PROVIDED INFORMATION:
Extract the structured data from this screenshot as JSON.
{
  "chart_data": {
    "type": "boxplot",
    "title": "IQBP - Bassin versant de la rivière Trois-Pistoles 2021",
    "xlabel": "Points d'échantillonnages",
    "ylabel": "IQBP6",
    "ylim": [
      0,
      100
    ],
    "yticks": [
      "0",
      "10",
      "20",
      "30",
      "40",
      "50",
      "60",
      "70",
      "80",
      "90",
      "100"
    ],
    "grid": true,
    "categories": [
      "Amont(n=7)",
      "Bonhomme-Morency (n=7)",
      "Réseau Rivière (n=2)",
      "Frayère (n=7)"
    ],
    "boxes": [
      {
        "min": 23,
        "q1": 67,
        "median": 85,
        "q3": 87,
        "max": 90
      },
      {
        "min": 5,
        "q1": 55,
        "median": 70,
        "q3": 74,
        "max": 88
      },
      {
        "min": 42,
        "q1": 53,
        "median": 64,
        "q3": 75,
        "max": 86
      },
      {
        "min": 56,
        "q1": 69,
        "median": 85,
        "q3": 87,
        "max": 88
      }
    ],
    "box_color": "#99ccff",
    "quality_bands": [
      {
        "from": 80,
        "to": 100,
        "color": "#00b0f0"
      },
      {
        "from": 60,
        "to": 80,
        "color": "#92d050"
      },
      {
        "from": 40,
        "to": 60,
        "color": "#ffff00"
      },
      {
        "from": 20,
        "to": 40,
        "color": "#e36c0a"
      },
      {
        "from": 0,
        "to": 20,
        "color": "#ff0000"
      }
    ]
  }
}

YOUR TASK: In the listing above, find the lines holding the word "median" and copy them.

THE ANSWER:
        "median": 85,
        "median": 70,
        "median": 64,
        "median": 85,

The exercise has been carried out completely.